*WHAT TO DO:* The entries below contain pictures. Retype everything except those pictures, exactly as given.

*INFORMATION PROVIDED:*
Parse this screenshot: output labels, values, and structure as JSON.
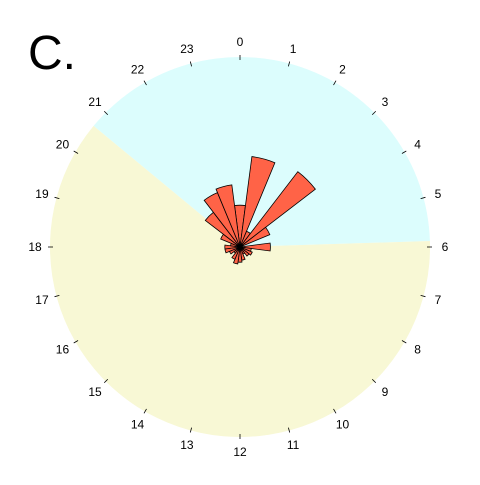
{
  "panel_label": "C.",
  "colors": {
    "day": "#dcfdfd",
    "night": "#f8f8d5",
    "bar_fill": "#ff6347",
    "bar_stroke": "#000000"
  },
  "chart_data": {
    "type": "polar-bar",
    "title": "",
    "angular_axis": {
      "period": 24,
      "zero_at": "top",
      "direction": "clockwise",
      "tick_labels": [
        "0",
        "1",
        "2",
        "3",
        "4",
        "5",
        "6",
        "7",
        "8",
        "9",
        "10",
        "11",
        "12",
        "13",
        "14",
        "15",
        "16",
        "17",
        "18",
        "19",
        "20",
        "21",
        "22",
        "23"
      ]
    },
    "background_sectors": [
      {
        "name": "",
        "start_hour": 20.64,
        "end_hour": 5.88,
        "color": "#dcfdfd"
      },
      {
        "name": "",
        "start_hour": 5.88,
        "end_hour": 20.64,
        "color": "#f8f8d5"
      }
    ],
    "radius_max": 1.0,
    "bars": [
      {
        "hour": 0,
        "value": 0.22
      },
      {
        "hour": 1,
        "value": 0.48
      },
      {
        "hour": 2,
        "value": 0.09
      },
      {
        "hour": 3,
        "value": 0.5
      },
      {
        "hour": 4,
        "value": 0.17
      },
      {
        "hour": 5,
        "value": 0.01
      },
      {
        "hour": 6,
        "value": 0.16
      },
      {
        "hour": 7,
        "value": 0.06
      },
      {
        "hour": 8,
        "value": 0.07
      },
      {
        "hour": 9,
        "value": 0.06
      },
      {
        "hour": 10,
        "value": 0.04
      },
      {
        "hour": 11,
        "value": 0.07
      },
      {
        "hour": 12,
        "value": 0.08
      },
      {
        "hour": 13,
        "value": 0.09
      },
      {
        "hour": 14,
        "value": 0.07
      },
      {
        "hour": 15,
        "value": 0.04
      },
      {
        "hour": 16,
        "value": 0.06
      },
      {
        "hour": 17,
        "value": 0.08
      },
      {
        "hour": 18,
        "value": 0.08
      },
      {
        "hour": 19,
        "value": 0.05
      },
      {
        "hour": 20,
        "value": 0.11
      },
      {
        "hour": 21,
        "value": 0.23
      },
      {
        "hour": 22,
        "value": 0.31
      },
      {
        "hour": 23,
        "value": 0.33
      }
    ]
  }
}
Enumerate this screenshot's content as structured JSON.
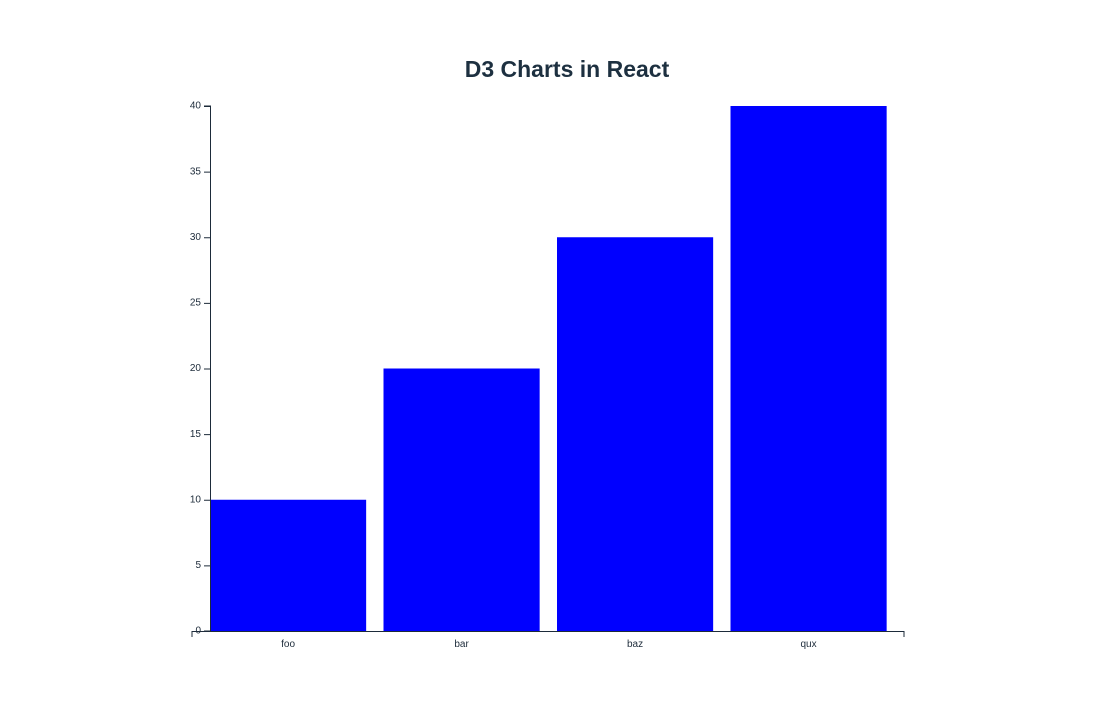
{
  "chart_data": {
    "type": "bar",
    "title": "D3 Charts in React",
    "xlabel": "",
    "ylabel": "",
    "categories": [
      "foo",
      "bar",
      "baz",
      "qux"
    ],
    "values": [
      10,
      20,
      30,
      40
    ],
    "ylim": [
      0,
      40
    ],
    "yticks": [
      0,
      5,
      10,
      15,
      20,
      25,
      30,
      35,
      40
    ],
    "grid": false,
    "legend": "none",
    "colors": {
      "bar": "#0000ff",
      "axis": "#1d2b3a",
      "title": "#1d3040"
    }
  }
}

*FINAL ANSWER:*
Parse this screenshot: output labels, values, and structure as JSON.
{
  "panel_label": "C.",
  "colors": {
    "day": "#dcfdfd",
    "night": "#f8f8d5",
    "bar_fill": "#ff6347",
    "bar_stroke": "#000000"
  },
  "chart_data": {
    "type": "polar-bar",
    "title": "",
    "angular_axis": {
      "period": 24,
      "zero_at": "top",
      "direction": "clockwise",
      "tick_labels": [
        "0",
        "1",
        "2",
        "3",
        "4",
        "5",
        "6",
        "7",
        "8",
        "9",
        "10",
        "11",
        "12",
        "13",
        "14",
        "15",
        "16",
        "17",
        "18",
        "19",
        "20",
        "21",
        "22",
        "23"
      ]
    },
    "background_sectors": [
      {
        "name": "",
        "start_hour": 20.64,
        "end_hour": 5.88,
        "color": "#dcfdfd"
      },
      {
        "name": "",
        "start_hour": 5.88,
        "end_hour": 20.64,
        "color": "#f8f8d5"
      }
    ],
    "radius_max": 1.0,
    "bars": [
      {
        "hour": 0,
        "value": 0.22
      },
      {
        "hour": 1,
        "value": 0.48
      },
      {
        "hour": 2,
        "value": 0.09
      },
      {
        "hour": 3,
        "value": 0.5
      },
      {
        "hour": 4,
        "value": 0.17
      },
      {
        "hour": 5,
        "value": 0.01
      },
      {
        "hour": 6,
        "value": 0.16
      },
      {
        "hour": 7,
        "value": 0.06
      },
      {
        "hour": 8,
        "value": 0.07
      },
      {
        "hour": 9,
        "value": 0.06
      },
      {
        "hour": 10,
        "value": 0.04
      },
      {
        "hour": 11,
        "value": 0.07
      },
      {
        "hour": 12,
        "value": 0.08
      },
      {
        "hour": 13,
        "value": 0.09
      },
      {
        "hour": 14,
        "value": 0.07
      },
      {
        "hour": 15,
        "value": 0.04
      },
      {
        "hour": 16,
        "value": 0.06
      },
      {
        "hour": 17,
        "value": 0.08
      },
      {
        "hour": 18,
        "value": 0.08
      },
      {
        "hour": 19,
        "value": 0.05
      },
      {
        "hour": 20,
        "value": 0.11
      },
      {
        "hour": 21,
        "value": 0.23
      },
      {
        "hour": 22,
        "value": 0.31
      },
      {
        "hour": 23,
        "value": 0.33
      }
    ]
  }
}
Enumerate this screenshot's content as structured JSON.
{
  "chart_data": {
    "type": "bar",
    "title": "D3 Charts in React",
    "xlabel": "",
    "ylabel": "",
    "categories": [
      "foo",
      "bar",
      "baz",
      "qux"
    ],
    "values": [
      10,
      20,
      30,
      40
    ],
    "ylim": [
      0,
      40
    ],
    "yticks": [
      0,
      5,
      10,
      15,
      20,
      25,
      30,
      35,
      40
    ],
    "grid": false,
    "legend": "none",
    "colors": {
      "bar": "#0000ff",
      "axis": "#1d2b3a",
      "title": "#1d3040"
    }
  }
}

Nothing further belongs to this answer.